-- EXERCISE DESCRIPTION --
Every record below should be written out exactly; pictures stay out.

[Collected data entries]
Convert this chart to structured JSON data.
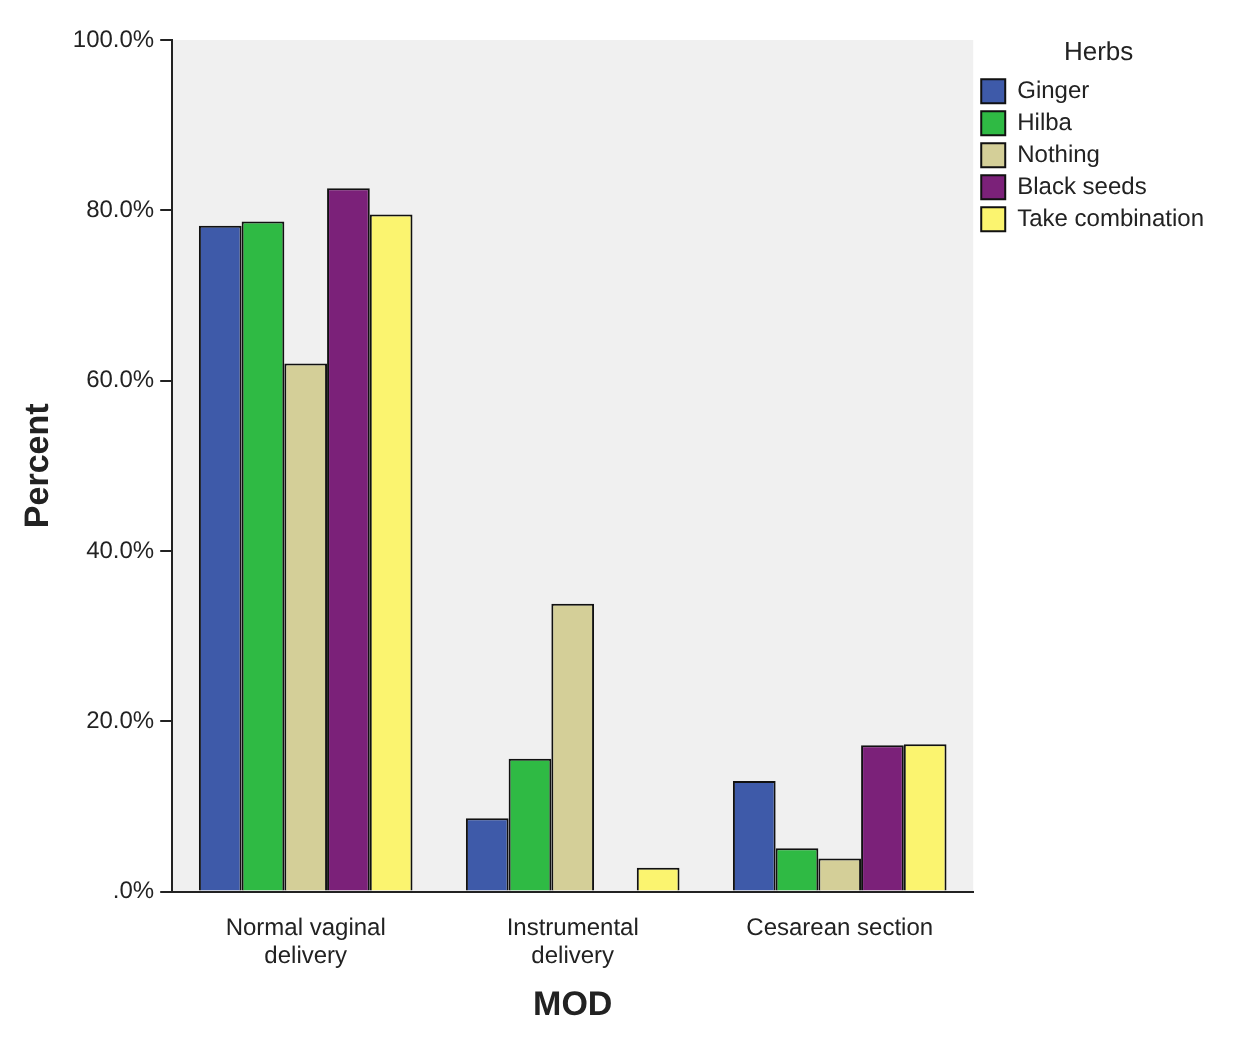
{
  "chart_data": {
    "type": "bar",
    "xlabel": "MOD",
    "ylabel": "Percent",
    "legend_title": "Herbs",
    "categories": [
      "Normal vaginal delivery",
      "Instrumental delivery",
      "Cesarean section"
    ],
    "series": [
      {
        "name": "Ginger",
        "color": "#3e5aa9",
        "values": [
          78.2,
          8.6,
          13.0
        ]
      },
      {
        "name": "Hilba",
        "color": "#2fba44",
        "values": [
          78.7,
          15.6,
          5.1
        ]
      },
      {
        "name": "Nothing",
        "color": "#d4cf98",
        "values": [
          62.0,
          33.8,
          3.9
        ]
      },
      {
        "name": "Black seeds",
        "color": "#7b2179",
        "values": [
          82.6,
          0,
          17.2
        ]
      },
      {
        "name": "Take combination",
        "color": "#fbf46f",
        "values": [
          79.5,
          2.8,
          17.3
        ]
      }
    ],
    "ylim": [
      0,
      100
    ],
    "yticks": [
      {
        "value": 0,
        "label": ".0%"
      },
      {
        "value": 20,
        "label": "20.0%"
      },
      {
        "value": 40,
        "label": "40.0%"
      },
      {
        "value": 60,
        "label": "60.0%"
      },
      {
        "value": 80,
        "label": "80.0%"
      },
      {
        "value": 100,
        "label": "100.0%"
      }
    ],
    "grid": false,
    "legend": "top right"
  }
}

-- SOLUTION TO THE PROBLEM --
Convert this chart to structured JSON data.
{
  "chart_data": {
    "type": "bar",
    "xlabel": "MOD",
    "ylabel": "Percent",
    "legend_title": "Herbs",
    "categories": [
      "Normal vaginal delivery",
      "Instrumental delivery",
      "Cesarean section"
    ],
    "series": [
      {
        "name": "Ginger",
        "color": "#3e5aa9",
        "values": [
          78.2,
          8.6,
          13.0
        ]
      },
      {
        "name": "Hilba",
        "color": "#2fba44",
        "values": [
          78.7,
          15.6,
          5.1
        ]
      },
      {
        "name": "Nothing",
        "color": "#d4cf98",
        "values": [
          62.0,
          33.8,
          3.9
        ]
      },
      {
        "name": "Black seeds",
        "color": "#7b2179",
        "values": [
          82.6,
          0,
          17.2
        ]
      },
      {
        "name": "Take combination",
        "color": "#fbf46f",
        "values": [
          79.5,
          2.8,
          17.3
        ]
      }
    ],
    "ylim": [
      0,
      100
    ],
    "yticks": [
      {
        "value": 0,
        "label": ".0%"
      },
      {
        "value": 20,
        "label": "20.0%"
      },
      {
        "value": 40,
        "label": "40.0%"
      },
      {
        "value": 60,
        "label": "60.0%"
      },
      {
        "value": 80,
        "label": "80.0%"
      },
      {
        "value": 100,
        "label": "100.0%"
      }
    ],
    "grid": false,
    "legend": "top right"
  }
}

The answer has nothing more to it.